** begin Exercise data **

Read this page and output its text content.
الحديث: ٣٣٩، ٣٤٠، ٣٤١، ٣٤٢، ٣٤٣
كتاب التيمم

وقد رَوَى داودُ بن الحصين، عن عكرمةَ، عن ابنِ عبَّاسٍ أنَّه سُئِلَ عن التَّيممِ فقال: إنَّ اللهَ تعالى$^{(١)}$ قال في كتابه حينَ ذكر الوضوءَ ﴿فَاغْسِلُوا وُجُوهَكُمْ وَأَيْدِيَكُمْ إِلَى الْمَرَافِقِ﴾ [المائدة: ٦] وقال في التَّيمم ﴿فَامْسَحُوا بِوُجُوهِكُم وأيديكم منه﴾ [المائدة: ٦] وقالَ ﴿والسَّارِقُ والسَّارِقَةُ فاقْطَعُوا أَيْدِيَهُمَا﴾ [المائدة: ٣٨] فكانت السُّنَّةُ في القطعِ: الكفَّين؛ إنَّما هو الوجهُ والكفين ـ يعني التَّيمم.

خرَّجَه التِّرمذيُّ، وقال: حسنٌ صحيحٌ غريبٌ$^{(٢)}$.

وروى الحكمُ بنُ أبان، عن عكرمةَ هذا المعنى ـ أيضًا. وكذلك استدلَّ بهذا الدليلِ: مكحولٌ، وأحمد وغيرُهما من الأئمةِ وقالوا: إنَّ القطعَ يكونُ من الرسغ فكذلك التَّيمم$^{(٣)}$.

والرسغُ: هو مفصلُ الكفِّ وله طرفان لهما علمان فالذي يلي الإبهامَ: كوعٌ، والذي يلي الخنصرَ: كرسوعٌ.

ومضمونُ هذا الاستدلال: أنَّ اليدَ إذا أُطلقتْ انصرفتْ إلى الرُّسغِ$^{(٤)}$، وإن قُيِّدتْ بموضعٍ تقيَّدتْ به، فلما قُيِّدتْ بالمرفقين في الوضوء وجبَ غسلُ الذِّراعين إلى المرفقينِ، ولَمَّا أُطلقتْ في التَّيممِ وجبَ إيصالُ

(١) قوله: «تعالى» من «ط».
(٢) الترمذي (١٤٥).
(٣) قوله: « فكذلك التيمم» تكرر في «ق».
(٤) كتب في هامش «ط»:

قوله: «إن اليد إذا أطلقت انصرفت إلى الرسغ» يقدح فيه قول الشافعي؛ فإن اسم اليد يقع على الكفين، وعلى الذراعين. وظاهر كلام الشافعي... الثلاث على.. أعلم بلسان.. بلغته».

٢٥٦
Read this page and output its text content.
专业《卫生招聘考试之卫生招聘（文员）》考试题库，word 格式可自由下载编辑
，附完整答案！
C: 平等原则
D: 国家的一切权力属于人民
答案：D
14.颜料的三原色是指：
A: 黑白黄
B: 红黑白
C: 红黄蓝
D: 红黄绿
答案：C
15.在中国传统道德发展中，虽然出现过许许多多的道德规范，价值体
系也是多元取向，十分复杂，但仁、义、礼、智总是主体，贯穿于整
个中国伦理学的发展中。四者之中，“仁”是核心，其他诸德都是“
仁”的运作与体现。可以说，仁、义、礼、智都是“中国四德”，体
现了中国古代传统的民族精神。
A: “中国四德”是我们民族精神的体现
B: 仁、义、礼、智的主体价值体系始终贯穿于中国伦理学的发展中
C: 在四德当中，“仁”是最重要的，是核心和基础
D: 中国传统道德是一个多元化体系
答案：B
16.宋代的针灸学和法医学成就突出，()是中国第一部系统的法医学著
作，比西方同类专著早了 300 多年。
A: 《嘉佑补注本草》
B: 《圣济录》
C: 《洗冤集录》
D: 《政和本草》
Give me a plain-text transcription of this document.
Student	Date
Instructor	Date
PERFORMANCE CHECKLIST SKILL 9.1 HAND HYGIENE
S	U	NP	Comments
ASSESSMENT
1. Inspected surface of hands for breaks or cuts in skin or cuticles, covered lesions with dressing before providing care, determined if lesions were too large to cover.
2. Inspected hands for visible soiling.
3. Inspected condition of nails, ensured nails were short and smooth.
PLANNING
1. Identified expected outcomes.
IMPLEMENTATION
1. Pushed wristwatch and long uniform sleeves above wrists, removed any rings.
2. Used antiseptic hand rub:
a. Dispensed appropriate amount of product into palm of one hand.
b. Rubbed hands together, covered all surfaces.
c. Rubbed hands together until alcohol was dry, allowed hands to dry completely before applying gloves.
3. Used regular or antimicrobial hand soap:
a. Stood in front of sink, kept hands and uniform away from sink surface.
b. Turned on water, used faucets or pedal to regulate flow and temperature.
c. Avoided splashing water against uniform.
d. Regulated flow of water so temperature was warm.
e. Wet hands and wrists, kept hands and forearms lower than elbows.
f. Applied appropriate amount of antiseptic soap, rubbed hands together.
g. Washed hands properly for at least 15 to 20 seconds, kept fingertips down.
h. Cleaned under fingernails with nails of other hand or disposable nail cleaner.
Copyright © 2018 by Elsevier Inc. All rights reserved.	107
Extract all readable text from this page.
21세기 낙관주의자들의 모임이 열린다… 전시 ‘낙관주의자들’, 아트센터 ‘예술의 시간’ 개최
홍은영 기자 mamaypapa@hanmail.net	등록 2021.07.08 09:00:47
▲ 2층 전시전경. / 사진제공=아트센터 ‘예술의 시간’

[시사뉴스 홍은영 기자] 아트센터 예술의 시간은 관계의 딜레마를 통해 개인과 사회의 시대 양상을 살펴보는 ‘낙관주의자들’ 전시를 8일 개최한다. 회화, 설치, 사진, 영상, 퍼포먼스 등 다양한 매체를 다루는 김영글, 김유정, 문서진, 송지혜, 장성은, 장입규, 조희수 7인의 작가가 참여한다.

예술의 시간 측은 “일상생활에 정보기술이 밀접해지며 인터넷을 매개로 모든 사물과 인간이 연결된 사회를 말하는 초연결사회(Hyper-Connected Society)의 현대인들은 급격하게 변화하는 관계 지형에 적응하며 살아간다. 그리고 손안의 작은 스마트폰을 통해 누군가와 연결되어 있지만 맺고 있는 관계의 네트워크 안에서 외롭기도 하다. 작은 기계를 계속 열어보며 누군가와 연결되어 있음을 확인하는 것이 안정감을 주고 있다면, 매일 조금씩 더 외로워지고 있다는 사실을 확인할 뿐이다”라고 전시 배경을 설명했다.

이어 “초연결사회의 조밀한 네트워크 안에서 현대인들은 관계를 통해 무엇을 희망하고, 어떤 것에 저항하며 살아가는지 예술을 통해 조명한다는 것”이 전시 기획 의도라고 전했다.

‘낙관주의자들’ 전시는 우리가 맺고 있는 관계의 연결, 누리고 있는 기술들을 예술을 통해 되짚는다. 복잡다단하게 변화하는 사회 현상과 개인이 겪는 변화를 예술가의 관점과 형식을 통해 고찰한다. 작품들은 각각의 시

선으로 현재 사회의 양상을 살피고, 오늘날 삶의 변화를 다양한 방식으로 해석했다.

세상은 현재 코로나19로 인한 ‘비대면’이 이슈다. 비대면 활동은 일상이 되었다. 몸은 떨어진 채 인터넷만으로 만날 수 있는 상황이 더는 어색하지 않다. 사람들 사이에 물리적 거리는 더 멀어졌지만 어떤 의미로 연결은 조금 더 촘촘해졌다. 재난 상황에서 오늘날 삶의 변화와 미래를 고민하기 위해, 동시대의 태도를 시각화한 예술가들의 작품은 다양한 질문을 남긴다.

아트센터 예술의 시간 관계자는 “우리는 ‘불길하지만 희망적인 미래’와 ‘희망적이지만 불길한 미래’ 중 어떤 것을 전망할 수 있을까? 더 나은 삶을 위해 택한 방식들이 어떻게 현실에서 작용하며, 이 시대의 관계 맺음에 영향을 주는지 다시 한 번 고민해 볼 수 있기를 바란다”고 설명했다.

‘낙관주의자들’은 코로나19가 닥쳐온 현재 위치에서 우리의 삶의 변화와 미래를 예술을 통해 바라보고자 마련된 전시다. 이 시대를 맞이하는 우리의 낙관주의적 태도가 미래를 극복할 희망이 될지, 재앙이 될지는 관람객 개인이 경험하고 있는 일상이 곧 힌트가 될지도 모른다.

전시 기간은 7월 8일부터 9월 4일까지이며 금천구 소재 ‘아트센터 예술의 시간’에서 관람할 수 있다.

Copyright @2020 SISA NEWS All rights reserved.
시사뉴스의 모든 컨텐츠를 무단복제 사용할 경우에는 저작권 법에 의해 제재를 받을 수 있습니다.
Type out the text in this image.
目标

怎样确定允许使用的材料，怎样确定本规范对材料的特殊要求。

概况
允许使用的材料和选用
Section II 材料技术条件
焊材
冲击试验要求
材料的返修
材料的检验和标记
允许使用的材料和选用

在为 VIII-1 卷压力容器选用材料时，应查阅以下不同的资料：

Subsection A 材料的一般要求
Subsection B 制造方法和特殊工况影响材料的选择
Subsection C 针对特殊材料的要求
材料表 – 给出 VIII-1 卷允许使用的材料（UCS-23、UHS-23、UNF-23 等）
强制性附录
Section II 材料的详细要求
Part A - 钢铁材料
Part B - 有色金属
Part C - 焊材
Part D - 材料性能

** end Exercise data **

→ **Problem to work on**: For this exercise, please retype exactly the lines in the listing from the line with "Type out the text in this image." through its last line, both ends included.

→ **Reply to the task**:
Type out the text in this image.
目标

怎样确定允许使用的材料，怎样确定本规范对材料的特殊要求。

概况
允许使用的材料和选用
Section II 材料技术条件
焊材
冲击试验要求
材料的返修
材料的检验和标记
允许使用的材料和选用

在为 VIII-1 卷压力容器选用材料时，应查阅以下不同的资料：

Subsection A 材料的一般要求
Subsection B 制造方法和特殊工况影响材料的选择
Subsection C 针对特殊材料的要求
材料表 – 给出 VIII-1 卷允许使用的材料（UCS-23、UHS-23、UNF-23 等）
强制性附录
Section II 材料的详细要求
Part A - 钢铁材料
Part B - 有色金属
Part C - 焊材
Part D - 材料性能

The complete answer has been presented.